## Data records
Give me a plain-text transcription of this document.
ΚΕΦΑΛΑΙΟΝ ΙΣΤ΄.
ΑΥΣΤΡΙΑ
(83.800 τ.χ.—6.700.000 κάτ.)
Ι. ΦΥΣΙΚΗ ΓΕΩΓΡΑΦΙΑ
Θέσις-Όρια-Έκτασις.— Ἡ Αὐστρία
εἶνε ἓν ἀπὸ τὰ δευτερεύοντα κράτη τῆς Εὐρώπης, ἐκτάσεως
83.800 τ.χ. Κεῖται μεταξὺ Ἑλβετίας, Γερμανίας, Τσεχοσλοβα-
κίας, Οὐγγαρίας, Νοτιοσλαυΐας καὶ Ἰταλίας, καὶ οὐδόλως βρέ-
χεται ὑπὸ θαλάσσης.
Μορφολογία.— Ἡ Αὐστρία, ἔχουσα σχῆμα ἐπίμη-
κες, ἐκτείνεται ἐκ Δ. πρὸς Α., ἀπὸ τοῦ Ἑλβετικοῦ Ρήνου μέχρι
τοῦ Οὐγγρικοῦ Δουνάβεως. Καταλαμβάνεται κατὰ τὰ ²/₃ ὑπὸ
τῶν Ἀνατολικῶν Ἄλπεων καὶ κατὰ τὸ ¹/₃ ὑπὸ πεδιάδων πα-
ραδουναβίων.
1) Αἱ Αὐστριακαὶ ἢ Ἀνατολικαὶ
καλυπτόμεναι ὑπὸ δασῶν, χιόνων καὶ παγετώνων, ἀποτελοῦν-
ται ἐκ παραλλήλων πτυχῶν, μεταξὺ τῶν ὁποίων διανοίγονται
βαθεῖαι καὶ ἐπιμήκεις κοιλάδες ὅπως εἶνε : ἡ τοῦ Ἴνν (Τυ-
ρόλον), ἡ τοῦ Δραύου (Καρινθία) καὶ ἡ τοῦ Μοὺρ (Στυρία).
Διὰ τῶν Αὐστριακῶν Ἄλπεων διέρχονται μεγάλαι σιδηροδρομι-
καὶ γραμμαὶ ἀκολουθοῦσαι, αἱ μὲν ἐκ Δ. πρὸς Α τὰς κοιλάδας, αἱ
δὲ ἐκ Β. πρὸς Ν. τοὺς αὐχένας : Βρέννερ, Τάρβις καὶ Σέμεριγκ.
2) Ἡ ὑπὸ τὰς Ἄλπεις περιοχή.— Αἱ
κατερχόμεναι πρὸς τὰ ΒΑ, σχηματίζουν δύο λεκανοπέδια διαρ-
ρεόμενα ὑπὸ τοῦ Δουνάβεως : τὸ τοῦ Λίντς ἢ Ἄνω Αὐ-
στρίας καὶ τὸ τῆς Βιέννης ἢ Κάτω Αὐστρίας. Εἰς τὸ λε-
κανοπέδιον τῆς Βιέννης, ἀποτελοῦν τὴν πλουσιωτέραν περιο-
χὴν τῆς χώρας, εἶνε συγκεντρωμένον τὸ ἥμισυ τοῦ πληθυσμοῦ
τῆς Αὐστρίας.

## Given task
Retype the entries one by one, exactly.

## Result
Give me a plain-text transcription of this document.
ΚΕΦΑΛΑΙΟΝ ΙΣΤ΄.
ΑΥΣΤΡΙΑ
(83.800 τ.χ.—6.700.000 κάτ.)
Ι. ΦΥΣΙΚΗ ΓΕΩΓΡΑΦΙΑ
Θέσις-Όρια-Έκτασις.— Ἡ Αὐστρία
εἶνε ἓν ἀπὸ τὰ δευτερεύοντα κράτη τῆς Εὐρώπης, ἐκτάσεως
83.800 τ.χ. Κεῖται μεταξὺ Ἑλβετίας, Γερμανίας, Τσεχοσλοβα-
κίας, Οὐγγαρίας, Νοτιοσλαυΐας καὶ Ἰταλίας, καὶ οὐδόλως βρέ-
χεται ὑπὸ θαλάσσης.
Μορφολογία.— Ἡ Αὐστρία, ἔχουσα σχῆμα ἐπίμη-
κες, ἐκτείνεται ἐκ Δ. πρὸς Α., ἀπὸ τοῦ Ἑλβετικοῦ Ρήνου μέχρι
τοῦ Οὐγγρικοῦ Δουνάβεως. Καταλαμβάνεται κατὰ τὰ ²/₃ ὑπὸ
τῶν Ἀνατολικῶν Ἄλπεων καὶ κατὰ τὸ ¹/₃ ὑπὸ πεδιάδων πα-
ραδουναβίων.
1) Αἱ Αὐστριακαὶ ἢ Ἀνατολικαὶ
καλυπτόμεναι ὑπὸ δασῶν, χιόνων καὶ παγετώνων, ἀποτελοῦν-
ται ἐκ παραλλήλων πτυχῶν, μεταξὺ τῶν ὁποίων διανοίγονται
βαθεῖαι καὶ ἐπιμήκεις κοιλάδες ὅπως εἶνε : ἡ τοῦ Ἴνν (Τυ-
ρόλον), ἡ τοῦ Δραύου (Καρινθία) καὶ ἡ τοῦ Μοὺρ (Στυρία).
Διὰ τῶν Αὐστριακῶν Ἄλπεων διέρχονται μεγάλαι σιδηροδρομι-
καὶ γραμμαὶ ἀκολουθοῦσαι, αἱ μὲν ἐκ Δ. πρὸς Α τὰς κοιλάδας, αἱ
δὲ ἐκ Β. πρὸς Ν. τοὺς αὐχένας : Βρέννερ, Τάρβις καὶ Σέμεριγκ.
2) Ἡ ὑπὸ τὰς Ἄλπεις περιοχή.— Αἱ
κατερχόμεναι πρὸς τὰ ΒΑ, σχηματίζουν δύο λεκανοπέδια διαρ-
ρεόμενα ὑπὸ τοῦ Δουνάβεως : τὸ τοῦ Λίντς ἢ Ἄνω Αὐ-
στρίας καὶ τὸ τῆς Βιέννης ἢ Κάτω Αὐστρίας. Εἰς τὸ λε-
κανοπέδιον τῆς Βιέννης, ἀποτελοῦν τὴν πλουσιωτέραν περιο-
χὴν τῆς χώρας, εἶνε συγκεντρωμένον τὸ ἥμισυ τοῦ πληθυσμοῦ
τῆς Αὐστρίας.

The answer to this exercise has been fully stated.